**WHAT THE TASK REQUIRES**:
Lines that contain the string "visit" are to be copied; leave out all others.

[Data excerpts]
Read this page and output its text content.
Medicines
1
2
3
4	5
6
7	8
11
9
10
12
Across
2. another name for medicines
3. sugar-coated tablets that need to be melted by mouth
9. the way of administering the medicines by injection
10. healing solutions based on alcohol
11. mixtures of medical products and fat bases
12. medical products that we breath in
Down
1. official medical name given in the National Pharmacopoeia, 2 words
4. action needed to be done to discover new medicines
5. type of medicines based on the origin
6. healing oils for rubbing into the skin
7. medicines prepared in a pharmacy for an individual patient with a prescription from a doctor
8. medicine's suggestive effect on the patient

--

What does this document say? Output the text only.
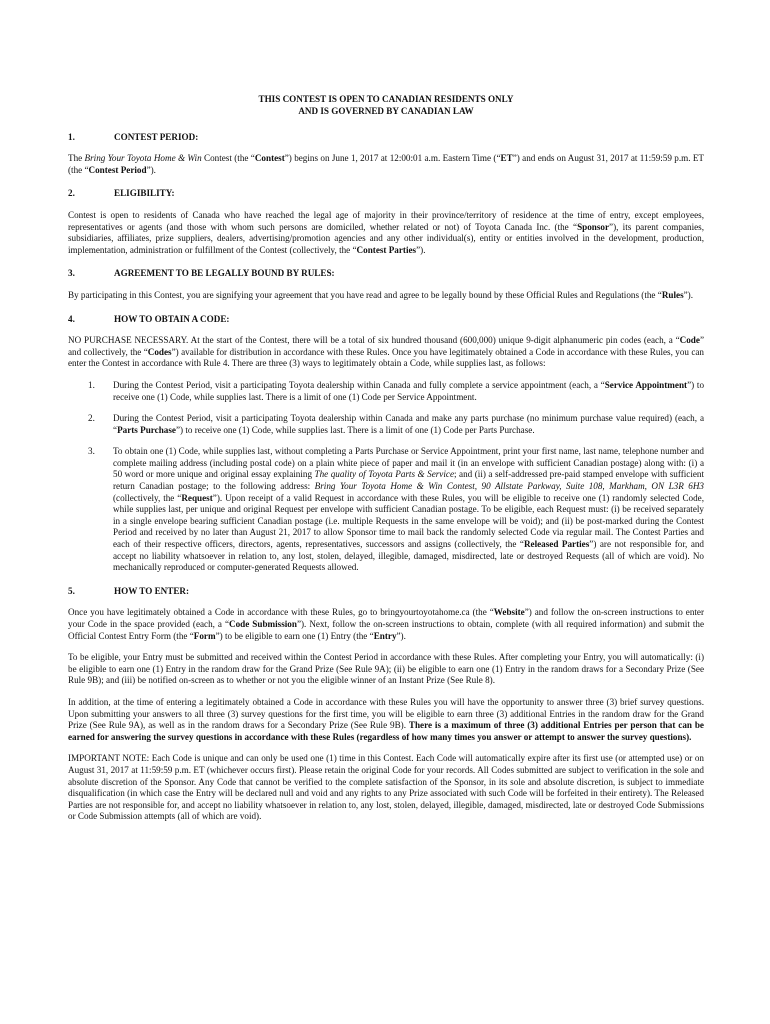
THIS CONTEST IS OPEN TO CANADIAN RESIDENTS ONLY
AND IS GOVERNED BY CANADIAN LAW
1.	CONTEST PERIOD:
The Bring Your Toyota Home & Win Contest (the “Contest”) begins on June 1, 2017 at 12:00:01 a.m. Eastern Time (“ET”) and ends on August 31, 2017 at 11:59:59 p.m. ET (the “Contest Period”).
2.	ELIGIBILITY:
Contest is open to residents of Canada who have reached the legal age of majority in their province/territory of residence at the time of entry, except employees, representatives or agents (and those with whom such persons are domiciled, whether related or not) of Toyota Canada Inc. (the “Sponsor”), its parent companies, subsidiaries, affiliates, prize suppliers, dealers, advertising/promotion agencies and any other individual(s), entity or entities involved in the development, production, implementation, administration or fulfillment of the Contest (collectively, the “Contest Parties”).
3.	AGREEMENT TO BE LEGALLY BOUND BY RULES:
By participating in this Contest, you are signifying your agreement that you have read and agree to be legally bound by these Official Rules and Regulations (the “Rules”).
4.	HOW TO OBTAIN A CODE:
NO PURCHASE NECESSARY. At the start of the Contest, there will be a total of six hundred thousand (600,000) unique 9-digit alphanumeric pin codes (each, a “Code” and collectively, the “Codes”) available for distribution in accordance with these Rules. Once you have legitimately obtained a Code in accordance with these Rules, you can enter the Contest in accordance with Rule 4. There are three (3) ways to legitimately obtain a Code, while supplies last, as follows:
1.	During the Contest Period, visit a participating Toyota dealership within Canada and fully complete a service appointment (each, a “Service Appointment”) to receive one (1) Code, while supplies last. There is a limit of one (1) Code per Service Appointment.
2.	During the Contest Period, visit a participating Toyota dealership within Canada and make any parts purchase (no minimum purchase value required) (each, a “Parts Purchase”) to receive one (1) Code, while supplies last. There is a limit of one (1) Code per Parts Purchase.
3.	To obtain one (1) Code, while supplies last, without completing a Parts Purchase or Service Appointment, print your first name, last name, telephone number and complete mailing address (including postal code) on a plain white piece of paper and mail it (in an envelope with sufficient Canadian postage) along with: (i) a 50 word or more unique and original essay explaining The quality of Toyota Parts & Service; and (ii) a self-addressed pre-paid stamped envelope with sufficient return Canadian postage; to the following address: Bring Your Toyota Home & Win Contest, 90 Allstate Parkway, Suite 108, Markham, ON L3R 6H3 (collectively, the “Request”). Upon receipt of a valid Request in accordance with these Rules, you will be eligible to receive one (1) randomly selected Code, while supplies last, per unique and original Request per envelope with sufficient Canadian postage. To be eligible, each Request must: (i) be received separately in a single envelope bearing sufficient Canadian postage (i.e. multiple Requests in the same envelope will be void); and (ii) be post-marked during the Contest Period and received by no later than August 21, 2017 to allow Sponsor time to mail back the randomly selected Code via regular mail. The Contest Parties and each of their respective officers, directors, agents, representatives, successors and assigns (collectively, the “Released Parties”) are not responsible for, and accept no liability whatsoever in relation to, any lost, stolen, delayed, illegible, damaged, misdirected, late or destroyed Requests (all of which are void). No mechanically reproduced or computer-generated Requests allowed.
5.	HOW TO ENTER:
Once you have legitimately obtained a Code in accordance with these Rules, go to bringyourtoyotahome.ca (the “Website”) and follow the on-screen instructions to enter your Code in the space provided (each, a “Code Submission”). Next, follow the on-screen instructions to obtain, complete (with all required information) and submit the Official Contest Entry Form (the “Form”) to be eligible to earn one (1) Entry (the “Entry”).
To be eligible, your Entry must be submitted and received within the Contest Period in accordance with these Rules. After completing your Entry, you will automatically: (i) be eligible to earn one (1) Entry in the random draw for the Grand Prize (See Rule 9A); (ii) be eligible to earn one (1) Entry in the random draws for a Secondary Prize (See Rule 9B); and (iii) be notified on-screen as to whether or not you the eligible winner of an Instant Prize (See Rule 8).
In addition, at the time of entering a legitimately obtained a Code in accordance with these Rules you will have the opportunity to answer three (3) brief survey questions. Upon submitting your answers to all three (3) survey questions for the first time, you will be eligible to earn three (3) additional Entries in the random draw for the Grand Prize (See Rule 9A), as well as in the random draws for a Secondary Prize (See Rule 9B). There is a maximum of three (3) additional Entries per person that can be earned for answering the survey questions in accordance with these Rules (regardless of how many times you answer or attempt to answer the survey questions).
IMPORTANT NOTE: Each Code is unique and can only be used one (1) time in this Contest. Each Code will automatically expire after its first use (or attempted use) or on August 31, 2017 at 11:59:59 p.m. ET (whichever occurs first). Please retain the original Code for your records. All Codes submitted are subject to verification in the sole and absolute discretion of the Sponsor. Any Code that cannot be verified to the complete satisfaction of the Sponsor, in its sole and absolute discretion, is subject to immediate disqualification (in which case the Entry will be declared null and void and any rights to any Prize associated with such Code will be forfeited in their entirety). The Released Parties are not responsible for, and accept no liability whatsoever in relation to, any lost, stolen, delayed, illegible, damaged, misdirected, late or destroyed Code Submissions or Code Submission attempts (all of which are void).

...

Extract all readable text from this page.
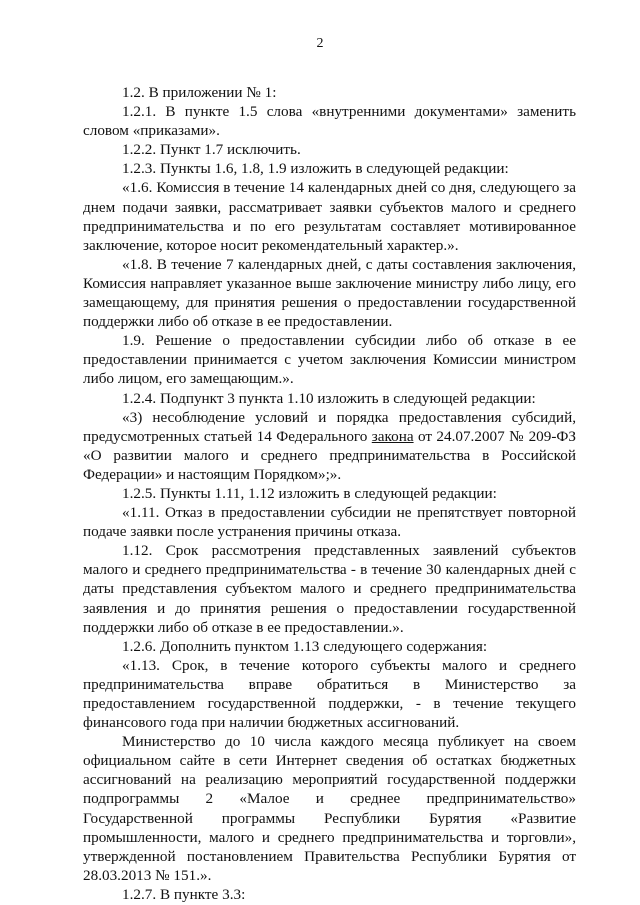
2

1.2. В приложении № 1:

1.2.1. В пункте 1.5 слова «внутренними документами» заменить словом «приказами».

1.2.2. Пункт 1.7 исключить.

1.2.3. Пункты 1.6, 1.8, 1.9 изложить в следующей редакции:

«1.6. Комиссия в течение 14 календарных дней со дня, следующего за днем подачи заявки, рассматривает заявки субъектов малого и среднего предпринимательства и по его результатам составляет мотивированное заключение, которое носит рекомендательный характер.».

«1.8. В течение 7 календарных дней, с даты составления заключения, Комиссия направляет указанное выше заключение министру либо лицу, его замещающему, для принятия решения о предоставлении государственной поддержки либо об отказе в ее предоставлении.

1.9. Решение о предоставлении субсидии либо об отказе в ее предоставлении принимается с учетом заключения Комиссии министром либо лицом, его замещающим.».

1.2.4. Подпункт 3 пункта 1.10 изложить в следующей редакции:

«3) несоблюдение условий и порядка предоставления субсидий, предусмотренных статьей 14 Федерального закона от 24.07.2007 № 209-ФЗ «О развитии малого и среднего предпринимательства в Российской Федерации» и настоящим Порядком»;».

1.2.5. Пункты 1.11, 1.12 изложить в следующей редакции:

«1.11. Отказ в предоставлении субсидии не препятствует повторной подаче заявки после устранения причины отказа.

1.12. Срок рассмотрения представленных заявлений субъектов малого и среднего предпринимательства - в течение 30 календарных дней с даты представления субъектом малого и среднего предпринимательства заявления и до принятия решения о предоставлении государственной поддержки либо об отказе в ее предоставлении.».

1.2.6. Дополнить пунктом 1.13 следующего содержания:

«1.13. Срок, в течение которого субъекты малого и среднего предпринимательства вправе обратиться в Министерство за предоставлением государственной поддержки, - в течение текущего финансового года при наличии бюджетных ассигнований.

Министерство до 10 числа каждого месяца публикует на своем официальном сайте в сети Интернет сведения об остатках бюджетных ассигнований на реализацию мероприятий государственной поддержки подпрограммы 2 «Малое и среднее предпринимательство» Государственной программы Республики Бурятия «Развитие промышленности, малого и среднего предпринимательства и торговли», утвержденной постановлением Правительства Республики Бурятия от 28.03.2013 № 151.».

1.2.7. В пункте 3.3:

**FINISHED EXERCISE**:
1.	During the Contest Period, visit a participating Toyota dealership within Canada and fully complete a service appointment (each, a “Service Appointment”) to receive one (1) Code, while supplies last. There is a limit of one (1) Code per Service Appointment.
2.	During the Contest Period, visit a participating Toyota dealership within Canada and make any parts purchase (no minimum purchase value required) (each, a “Parts Purchase”) to receive one (1) Code, while supplies last. There is a limit of one (1) Code per Parts Purchase.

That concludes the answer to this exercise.